▶ [The input]:
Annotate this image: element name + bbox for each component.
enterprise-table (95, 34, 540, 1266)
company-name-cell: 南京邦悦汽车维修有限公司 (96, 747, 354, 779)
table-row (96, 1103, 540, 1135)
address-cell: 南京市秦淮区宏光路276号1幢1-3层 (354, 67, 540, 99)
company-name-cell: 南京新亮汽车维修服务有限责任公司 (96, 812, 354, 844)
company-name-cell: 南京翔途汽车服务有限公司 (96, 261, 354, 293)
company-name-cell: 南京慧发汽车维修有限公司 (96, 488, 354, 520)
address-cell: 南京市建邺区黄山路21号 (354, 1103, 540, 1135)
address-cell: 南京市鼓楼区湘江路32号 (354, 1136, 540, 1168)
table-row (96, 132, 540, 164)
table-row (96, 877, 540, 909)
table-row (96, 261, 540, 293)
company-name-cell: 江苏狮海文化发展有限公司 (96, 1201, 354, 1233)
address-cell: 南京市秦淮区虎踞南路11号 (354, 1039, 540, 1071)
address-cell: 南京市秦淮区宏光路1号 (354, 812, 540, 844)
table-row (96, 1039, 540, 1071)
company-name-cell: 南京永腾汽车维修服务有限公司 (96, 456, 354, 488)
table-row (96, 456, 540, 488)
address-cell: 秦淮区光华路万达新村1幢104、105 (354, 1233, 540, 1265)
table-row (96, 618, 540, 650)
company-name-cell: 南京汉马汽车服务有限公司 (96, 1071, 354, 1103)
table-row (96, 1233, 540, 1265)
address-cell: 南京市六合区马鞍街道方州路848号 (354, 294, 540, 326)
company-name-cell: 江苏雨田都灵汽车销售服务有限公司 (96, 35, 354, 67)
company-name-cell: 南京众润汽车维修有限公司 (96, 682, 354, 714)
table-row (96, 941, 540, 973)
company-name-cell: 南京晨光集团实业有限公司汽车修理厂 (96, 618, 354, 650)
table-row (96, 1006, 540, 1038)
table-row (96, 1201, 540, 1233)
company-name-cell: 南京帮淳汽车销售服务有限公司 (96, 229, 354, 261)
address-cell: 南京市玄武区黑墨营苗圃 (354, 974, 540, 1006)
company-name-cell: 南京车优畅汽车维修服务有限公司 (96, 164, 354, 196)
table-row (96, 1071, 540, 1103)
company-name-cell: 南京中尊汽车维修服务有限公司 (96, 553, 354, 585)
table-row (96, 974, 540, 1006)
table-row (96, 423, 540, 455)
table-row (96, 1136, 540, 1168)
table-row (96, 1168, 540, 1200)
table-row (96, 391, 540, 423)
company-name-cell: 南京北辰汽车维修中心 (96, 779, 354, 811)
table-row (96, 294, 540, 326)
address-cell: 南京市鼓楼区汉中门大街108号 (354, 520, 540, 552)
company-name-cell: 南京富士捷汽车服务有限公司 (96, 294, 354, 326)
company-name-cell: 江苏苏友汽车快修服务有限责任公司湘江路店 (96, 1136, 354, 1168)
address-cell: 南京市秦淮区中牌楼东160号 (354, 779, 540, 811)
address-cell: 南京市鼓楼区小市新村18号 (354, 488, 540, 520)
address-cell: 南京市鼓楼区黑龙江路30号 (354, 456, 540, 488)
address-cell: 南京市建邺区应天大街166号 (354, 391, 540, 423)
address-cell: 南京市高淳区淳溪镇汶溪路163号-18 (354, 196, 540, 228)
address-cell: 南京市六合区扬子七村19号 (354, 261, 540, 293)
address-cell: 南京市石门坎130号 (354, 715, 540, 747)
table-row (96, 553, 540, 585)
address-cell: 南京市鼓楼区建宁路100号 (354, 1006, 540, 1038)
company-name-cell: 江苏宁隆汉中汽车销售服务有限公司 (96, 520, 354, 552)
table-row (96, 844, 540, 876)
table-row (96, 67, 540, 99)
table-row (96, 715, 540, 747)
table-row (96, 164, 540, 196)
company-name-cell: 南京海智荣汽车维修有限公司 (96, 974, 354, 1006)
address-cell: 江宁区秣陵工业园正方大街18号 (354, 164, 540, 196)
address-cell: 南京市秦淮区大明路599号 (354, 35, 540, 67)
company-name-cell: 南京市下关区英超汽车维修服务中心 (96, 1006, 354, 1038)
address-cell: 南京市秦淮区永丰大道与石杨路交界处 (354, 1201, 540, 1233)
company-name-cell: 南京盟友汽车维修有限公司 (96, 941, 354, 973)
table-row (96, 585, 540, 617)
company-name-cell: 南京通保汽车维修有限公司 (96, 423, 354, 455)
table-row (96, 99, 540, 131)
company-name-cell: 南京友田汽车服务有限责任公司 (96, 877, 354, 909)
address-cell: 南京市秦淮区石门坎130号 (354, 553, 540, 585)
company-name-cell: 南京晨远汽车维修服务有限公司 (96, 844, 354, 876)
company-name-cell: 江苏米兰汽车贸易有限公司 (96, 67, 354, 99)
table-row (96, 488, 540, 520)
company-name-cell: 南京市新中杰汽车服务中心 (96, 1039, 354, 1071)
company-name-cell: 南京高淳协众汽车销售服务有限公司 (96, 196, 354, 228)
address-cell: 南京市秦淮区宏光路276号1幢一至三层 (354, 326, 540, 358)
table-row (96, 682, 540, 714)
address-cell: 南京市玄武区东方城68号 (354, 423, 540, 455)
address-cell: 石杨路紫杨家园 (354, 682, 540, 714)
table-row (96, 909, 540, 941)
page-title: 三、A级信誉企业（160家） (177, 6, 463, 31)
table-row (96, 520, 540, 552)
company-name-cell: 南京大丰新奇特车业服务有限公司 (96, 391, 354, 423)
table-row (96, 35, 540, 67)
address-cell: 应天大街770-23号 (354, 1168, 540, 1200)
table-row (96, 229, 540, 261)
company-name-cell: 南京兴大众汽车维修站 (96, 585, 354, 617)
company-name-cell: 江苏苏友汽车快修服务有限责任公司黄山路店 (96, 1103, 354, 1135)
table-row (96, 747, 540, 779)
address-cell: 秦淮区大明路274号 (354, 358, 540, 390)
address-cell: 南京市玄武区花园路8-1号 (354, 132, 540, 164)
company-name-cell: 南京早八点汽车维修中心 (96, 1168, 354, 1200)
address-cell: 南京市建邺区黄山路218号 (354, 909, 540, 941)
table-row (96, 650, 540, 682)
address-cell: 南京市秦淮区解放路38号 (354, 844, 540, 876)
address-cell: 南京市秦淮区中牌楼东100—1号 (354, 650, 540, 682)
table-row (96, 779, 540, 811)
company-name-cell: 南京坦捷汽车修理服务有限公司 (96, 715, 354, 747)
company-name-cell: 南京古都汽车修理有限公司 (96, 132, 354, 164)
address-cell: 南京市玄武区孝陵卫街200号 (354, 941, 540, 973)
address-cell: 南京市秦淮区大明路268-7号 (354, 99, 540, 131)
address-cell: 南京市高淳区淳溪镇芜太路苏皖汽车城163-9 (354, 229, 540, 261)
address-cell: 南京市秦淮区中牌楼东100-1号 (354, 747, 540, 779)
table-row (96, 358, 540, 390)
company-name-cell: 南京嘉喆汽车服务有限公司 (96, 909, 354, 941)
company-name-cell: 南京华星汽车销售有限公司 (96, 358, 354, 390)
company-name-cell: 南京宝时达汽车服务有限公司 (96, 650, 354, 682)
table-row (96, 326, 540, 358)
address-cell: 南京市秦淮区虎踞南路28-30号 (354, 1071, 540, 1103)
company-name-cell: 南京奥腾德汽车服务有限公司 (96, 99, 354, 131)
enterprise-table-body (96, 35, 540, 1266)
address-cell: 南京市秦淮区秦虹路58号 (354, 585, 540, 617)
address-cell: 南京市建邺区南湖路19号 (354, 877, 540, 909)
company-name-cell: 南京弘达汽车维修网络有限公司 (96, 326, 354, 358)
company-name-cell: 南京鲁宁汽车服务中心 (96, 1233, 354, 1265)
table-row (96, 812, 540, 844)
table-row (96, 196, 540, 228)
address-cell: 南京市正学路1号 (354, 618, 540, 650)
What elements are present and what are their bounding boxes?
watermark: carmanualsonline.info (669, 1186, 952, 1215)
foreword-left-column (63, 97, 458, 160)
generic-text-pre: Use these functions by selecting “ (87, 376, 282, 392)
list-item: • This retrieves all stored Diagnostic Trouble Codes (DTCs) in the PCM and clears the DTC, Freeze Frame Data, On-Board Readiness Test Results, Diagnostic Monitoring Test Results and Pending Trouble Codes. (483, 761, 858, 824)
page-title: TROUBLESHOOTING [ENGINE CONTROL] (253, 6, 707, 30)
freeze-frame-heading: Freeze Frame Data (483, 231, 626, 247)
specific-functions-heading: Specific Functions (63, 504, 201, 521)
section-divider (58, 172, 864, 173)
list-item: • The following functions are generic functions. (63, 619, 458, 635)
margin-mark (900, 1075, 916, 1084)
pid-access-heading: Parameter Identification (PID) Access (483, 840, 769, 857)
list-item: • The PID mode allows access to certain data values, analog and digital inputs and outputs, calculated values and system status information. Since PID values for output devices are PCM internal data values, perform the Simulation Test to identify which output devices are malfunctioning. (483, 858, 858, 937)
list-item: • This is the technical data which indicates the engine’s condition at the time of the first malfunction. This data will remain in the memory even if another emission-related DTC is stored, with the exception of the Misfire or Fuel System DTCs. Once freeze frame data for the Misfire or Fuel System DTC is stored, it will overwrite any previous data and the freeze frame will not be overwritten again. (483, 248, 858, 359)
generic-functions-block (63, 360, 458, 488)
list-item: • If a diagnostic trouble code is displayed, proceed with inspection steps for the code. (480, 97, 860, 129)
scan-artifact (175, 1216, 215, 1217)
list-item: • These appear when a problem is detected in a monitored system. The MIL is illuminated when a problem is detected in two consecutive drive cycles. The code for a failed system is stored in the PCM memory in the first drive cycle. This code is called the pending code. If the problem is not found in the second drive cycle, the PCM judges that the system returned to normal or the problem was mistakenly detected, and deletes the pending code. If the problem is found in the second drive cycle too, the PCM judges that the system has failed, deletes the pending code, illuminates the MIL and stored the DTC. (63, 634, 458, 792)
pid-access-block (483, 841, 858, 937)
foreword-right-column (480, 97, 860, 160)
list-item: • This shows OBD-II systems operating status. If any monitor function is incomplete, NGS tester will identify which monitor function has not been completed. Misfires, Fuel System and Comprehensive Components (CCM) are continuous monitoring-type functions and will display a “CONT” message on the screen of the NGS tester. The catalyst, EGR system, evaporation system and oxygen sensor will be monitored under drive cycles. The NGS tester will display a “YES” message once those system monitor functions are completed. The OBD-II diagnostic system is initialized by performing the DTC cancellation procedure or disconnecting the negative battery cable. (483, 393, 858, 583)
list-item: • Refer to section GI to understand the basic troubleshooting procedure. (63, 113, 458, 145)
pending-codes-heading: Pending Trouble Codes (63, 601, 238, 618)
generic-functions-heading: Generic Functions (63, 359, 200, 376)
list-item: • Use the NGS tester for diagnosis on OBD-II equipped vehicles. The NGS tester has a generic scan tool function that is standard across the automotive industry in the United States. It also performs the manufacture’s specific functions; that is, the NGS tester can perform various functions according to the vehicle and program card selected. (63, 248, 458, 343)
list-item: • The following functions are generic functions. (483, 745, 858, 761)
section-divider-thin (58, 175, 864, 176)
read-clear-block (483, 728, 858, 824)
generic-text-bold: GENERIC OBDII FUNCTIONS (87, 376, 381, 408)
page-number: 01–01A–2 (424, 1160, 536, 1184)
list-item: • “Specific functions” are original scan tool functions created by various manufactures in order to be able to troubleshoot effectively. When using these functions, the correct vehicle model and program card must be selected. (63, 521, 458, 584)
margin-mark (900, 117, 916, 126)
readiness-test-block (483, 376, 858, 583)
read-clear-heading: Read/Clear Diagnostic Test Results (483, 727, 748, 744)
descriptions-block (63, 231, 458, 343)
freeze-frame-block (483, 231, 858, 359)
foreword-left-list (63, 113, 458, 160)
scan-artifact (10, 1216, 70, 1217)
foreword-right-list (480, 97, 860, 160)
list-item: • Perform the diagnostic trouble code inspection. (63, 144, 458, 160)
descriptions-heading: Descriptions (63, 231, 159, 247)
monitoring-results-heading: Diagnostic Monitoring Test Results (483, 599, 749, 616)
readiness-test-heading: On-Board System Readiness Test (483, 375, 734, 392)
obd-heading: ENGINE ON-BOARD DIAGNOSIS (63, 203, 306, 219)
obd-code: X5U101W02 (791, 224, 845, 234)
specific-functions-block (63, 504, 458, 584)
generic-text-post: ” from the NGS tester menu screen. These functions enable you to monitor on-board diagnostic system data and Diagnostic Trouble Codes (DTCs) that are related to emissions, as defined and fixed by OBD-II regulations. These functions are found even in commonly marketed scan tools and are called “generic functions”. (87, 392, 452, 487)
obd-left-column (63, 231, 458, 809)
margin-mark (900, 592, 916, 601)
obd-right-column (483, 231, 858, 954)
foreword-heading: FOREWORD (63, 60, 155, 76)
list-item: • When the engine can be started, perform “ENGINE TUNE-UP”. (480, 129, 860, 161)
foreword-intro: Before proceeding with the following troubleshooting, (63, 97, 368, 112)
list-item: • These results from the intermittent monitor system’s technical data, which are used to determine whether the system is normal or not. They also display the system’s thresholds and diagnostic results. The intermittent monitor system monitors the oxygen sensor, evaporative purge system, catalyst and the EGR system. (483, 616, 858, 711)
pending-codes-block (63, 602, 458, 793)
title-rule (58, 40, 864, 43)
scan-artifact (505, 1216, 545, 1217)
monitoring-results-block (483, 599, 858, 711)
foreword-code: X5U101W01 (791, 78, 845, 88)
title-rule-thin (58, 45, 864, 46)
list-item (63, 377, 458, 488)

▶ [Aim of the task]: Print the lines above without any change, starting at the first line of the material and ending at the line that contains "address-cell: 南京市秦淮区宏光路276号1幢1-3层 (354, 67, 540, 99)", with both of those lines included.

▶ [The output]:
Annotate this image: element name + bbox for each component.
enterprise-table (95, 34, 540, 1266)
company-name-cell: 南京邦悦汽车维修有限公司 (96, 747, 354, 779)
table-row (96, 1103, 540, 1135)
address-cell: 南京市秦淮区宏光路276号1幢1-3层 (354, 67, 540, 99)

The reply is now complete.